***** GIVEN TEXT

2. A system as in claim 1 wherein said load storage apparatus comprises a fixed storage apparatus and at least one programmable storage cache defined by positions of said platforms proximate said assembling apparatus, and closer thereto than said fixed storage apparatus.

3. A material handling system for reviewing, storing and assembling products on pallets and including: a plurality of pallet supporting platforms; a plurality of vehicles selectively coupled to selected pallet supporting platforms of said plurality; said vehicles being automatically guided to transfer said platforms within said system.

4. A system as in claim 3 including a product assembly apparatus disposed over a plurality of said platforms for assembling homogeneous or similar product layers onto target pallets from source pallets.

5. A material handling system for handling pallets and products thereon and comprising: a source pallet infeed; a first source pallet storage and receiving apparatus for receiving infed pallets and storing thereon; a load building apparatus for transferring homogeneous or similar product layers from a source pallet to a target pallet responsive to a product order; a plurality of automatic guided vehicles; a plurality of moveable pallet stands; a coupler for selectively coupling a vehicle to a pallet stand; said vehicles and said stands being moveable along predetermined paths to transfer pallets fro said storage and receiving apparatus and said building apparatus.

6. A system as in claim 5 wherein said pallet stands are grouped to define another storage and retrieval apparatus for pallets received from said infeed, said other storage and retrieval apparatus disposed closer to said building apparatus than said first storage and assembly apparatus.

7. A system as in claim 5 wherein said building apparatus comprises product gripping apparatus for gripping and moving homogeneous or similar product layers in both single and multiple player picks from pallets on one stand to pallets on another stand.

8. A system as in claim 7 wherein at least one of said stands is operatively coupled to a vehicle under said building apparatus.

9. A system as in claim 5 wherein said first source pallet storage and retrieval system is fixed in location and further including another source pallet storage and retrieval system defined by pallet stands in programmable locations as a function of product demand frequency.

10. A method of building a pallet with a product mix thereon and including the steps of: receiving and storing source pallets in a first location; transferring source pallets on a moveable platform to a target pallet building apparatus; moving the platform with an automatically guided vehicle; building a pallet on a platform with homogeneous or similar product layers in both single and multiple layer picks to order.

11. A method as in claim 10 including the step of further storing source pallets on said platforms in second locations other than said first locations.

12. A method as in claim 11 including the step of minimizing the distance between said second location and a location where products are built to order.

13. A method as in claim 12 including defining the position of said second location as a function of the most frequently built products.

**********
***** EXTRACTED MATERIAL

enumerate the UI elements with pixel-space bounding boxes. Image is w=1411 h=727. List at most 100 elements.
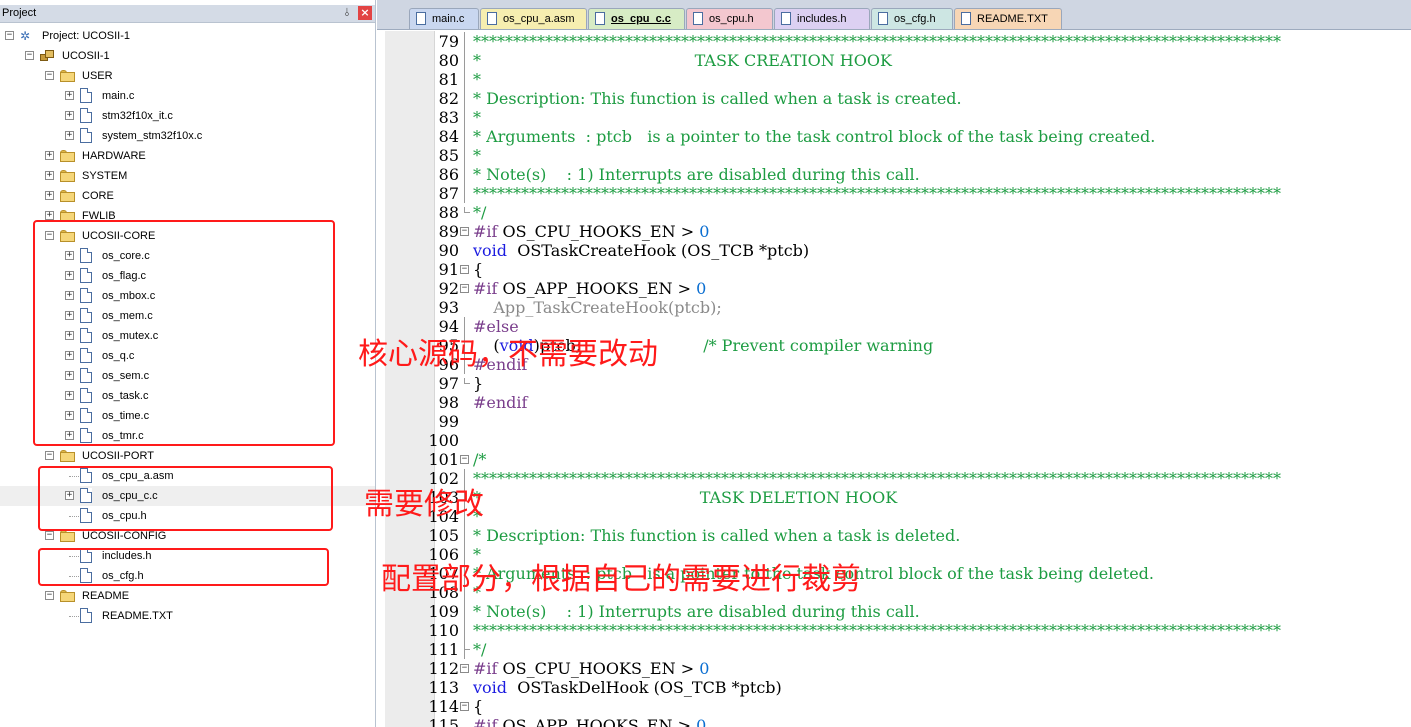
editor-tab[interactable]: README.TXT <box>954 8 1062 29</box>
code-line: * Description: This function is called w… <box>473 526 960 545</box>
code-token: OS_APP_HOOKS_EN > <box>502 716 697 727</box>
fold-toggle-icon[interactable]: − <box>460 664 469 673</box>
tree-folder-item[interactable]: − USER <box>0 66 375 86</box>
port-annotation: 需要修改 <box>364 487 484 522</box>
code-line: * TASK CREATION HOOK <box>473 51 892 70</box>
folder-icon <box>60 590 76 602</box>
line-number: 94 <box>438 317 459 336</box>
code-line: void OSTaskCreateHook (OS_TCB *ptcb) <box>473 241 809 260</box>
code-token: 0 <box>699 659 710 678</box>
code-token: * Description: This function is called w… <box>473 526 961 545</box>
panel-title: Project <box>2 7 37 19</box>
code-token: 0 <box>696 279 707 298</box>
code-line: } <box>473 374 483 393</box>
tree-file-item[interactable]: + system_stm32f10x.c <box>0 126 375 146</box>
tree-folder-item[interactable]: − README <box>0 586 375 606</box>
code-line: * Arguments : ptcb is a pointer to the t… <box>473 127 1155 146</box>
code-token: 0 <box>699 222 710 241</box>
fold-guide <box>464 32 465 203</box>
code-token: */ <box>473 640 487 659</box>
file-icon <box>693 12 703 25</box>
code-token: /* Prevent compiler warning <box>703 336 934 355</box>
tab-label: os_cpu_c.c <box>611 13 671 25</box>
line-number: 101 <box>428 450 459 469</box>
line-number: 91 <box>438 260 459 279</box>
folder-icon <box>60 190 76 202</box>
code-editor[interactable]: ****************************************… <box>377 31 1411 727</box>
line-number: 102 <box>428 469 459 488</box>
tree-item-label: main.c <box>102 90 135 102</box>
tree-folder-item[interactable]: + HARDWARE <box>0 146 375 166</box>
code-token: #if <box>473 279 503 298</box>
collapse-toggle-icon[interactable]: − <box>45 451 54 460</box>
tree-item-label: USER <box>82 70 113 82</box>
tree-file-item[interactable]: README.TXT <box>0 606 375 626</box>
tree-item-label: UCOSII-PORT <box>82 450 154 462</box>
tree-target-item[interactable]: − UCOSII-1 <box>0 46 375 66</box>
editor-tab[interactable]: os_cfg.h <box>871 8 953 29</box>
tree-file-item[interactable]: + stm32f10x_it.c <box>0 106 375 126</box>
code-line: #if OS_APP_HOOKS_EN > 0 <box>473 279 706 298</box>
code-token: * <box>473 108 481 127</box>
line-number: 79 <box>438 32 459 51</box>
editor-tab[interactable]: os_cpu.h <box>686 8 773 29</box>
line-number: 89 <box>438 222 459 241</box>
collapse-toggle-icon[interactable]: − <box>25 51 34 60</box>
expand-toggle-icon[interactable]: + <box>45 171 54 180</box>
close-panel-button[interactable]: × <box>358 6 372 20</box>
fold-toggle-icon[interactable]: − <box>460 284 469 293</box>
expand-toggle-icon[interactable]: + <box>65 131 74 140</box>
code-token: #if <box>473 716 503 727</box>
editor-tab[interactable]: os_cpu_c.c <box>588 8 685 29</box>
expand-toggle-icon[interactable]: + <box>65 91 74 100</box>
config-highlight-box <box>38 548 329 586</box>
fold-toggle-icon[interactable]: − <box>460 227 469 236</box>
pin-icon[interactable]: ⫰ <box>341 6 353 20</box>
fold-end-marker <box>464 644 470 650</box>
file-icon <box>487 12 497 25</box>
tab-label: os_cfg.h <box>894 13 936 25</box>
collapse-toggle-icon[interactable]: − <box>45 71 54 80</box>
expand-toggle-icon[interactable]: + <box>45 211 54 220</box>
expand-toggle-icon[interactable]: + <box>45 191 54 200</box>
tree-folder-item[interactable]: + SYSTEM <box>0 166 375 186</box>
core-annotation: 核心源码，不需要改动 <box>358 337 658 372</box>
file-icon <box>416 12 426 25</box>
line-number: 84 <box>438 127 459 146</box>
folder-icon <box>60 530 76 542</box>
code-line: #endif <box>473 393 527 412</box>
tree-file-item[interactable]: + main.c <box>0 86 375 106</box>
collapse-toggle-icon[interactable]: − <box>45 591 54 600</box>
expand-toggle-icon[interactable]: + <box>45 151 54 160</box>
line-number: 87 <box>438 184 459 203</box>
file-icon <box>961 12 971 25</box>
code-token: OSTaskDelHook (OS_TCB *ptcb) <box>507 678 782 697</box>
code-token: void <box>473 678 508 697</box>
collapse-toggle-icon[interactable]: − <box>5 31 14 40</box>
line-number: 85 <box>438 146 459 165</box>
code-line: */ <box>473 203 486 222</box>
collapse-toggle-icon[interactable]: − <box>45 531 54 540</box>
code-line: ****************************************… <box>473 32 1281 51</box>
editor-tab[interactable]: os_cpu_a.asm <box>480 8 587 29</box>
tab-label: includes.h <box>797 13 847 25</box>
fold-toggle-icon[interactable]: − <box>460 265 469 274</box>
tree-project-item[interactable]: − ✲ Project: UCOSII-1 <box>0 26 375 46</box>
line-number: 109 <box>428 602 459 621</box>
tree-folder-item[interactable]: − UCOSII-PORT <box>0 446 375 466</box>
editor-tab[interactable]: includes.h <box>774 8 870 29</box>
line-number: 97 <box>438 374 459 393</box>
code-line: #if OS_CPU_HOOKS_EN > 0 <box>473 659 709 678</box>
tree-item-label: stm32f10x_it.c <box>102 110 173 122</box>
panel-header: Project ⫰ × <box>0 5 375 23</box>
editor-tab[interactable]: main.c <box>409 8 479 29</box>
fold-toggle-icon[interactable]: − <box>460 702 469 711</box>
tree-folder-item[interactable]: + CORE <box>0 186 375 206</box>
code-line: * Note(s) : 1) Interrupts are disabled d… <box>473 602 920 621</box>
fold-toggle-icon[interactable]: − <box>460 455 469 464</box>
code-token: OS_APP_HOOKS_EN > <box>502 279 697 298</box>
fold-end-marker <box>464 378 470 384</box>
code-token: ****************************************… <box>473 184 1281 203</box>
expand-toggle-icon[interactable]: + <box>65 111 74 120</box>
code-token: * <box>473 70 481 89</box>
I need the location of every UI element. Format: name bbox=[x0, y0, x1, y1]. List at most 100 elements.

**********

- WRITTEN TASKS:
1/ Rewrite the patent claim that begins "10. A method of building a pallet" as a short list of its steps, keeping its main facts.
2/ Answer these questions from the patent claims, marking each answer with the same letter:
(a) According to claim 3, how are the vehicles guided when they transfer the platforms?
(b) In claim 4, what does the product assembly apparatus assemble onto target pallets from source pallets?
(c) In claim 9, the locations of the pallet stands in the other source pallet storage and retrieval system are a function of what?
3/ Quote the patent claims from "8. A system" to "picks to order.".

- EXERCISE RESPONSES:
1/
Claim 10: a method of building a pallet with a product mix, with these steps:
- Receive and store source pallets in a first location.
- Transfer source pallets on a moveable platform to a target pallet building apparatus.
- Move the platform with an automatically guided vehicle.
- Build a pallet on a platform to order, using homogeneous or similar product layers in both single and multiple layer picks.

2/
(a) Automatically.
(b) Homogeneous or similar product layers.
(c) Product demand frequency.

3/
8. A system as in claim 7 wherein at least one of said stands is operatively coupled to a vehicle under said building apparatus.

9. A system as in claim 5 wherein said first source pallet storage and retrieval system is fixed in location and further including another source pallet storage and retrieval system defined by pallet stands in programmable locations as a function of product demand frequency.

10. A method of building a pallet with a product mix thereon and including the steps of: receiving and storing source pallets in a first location; transferring source pallets on a moveable platform to a target pallet building apparatus; moving the platform with an automatically guided vehicle; building a pallet on a platform with homogeneous or similar product layers in both single and multiple layer picks to order.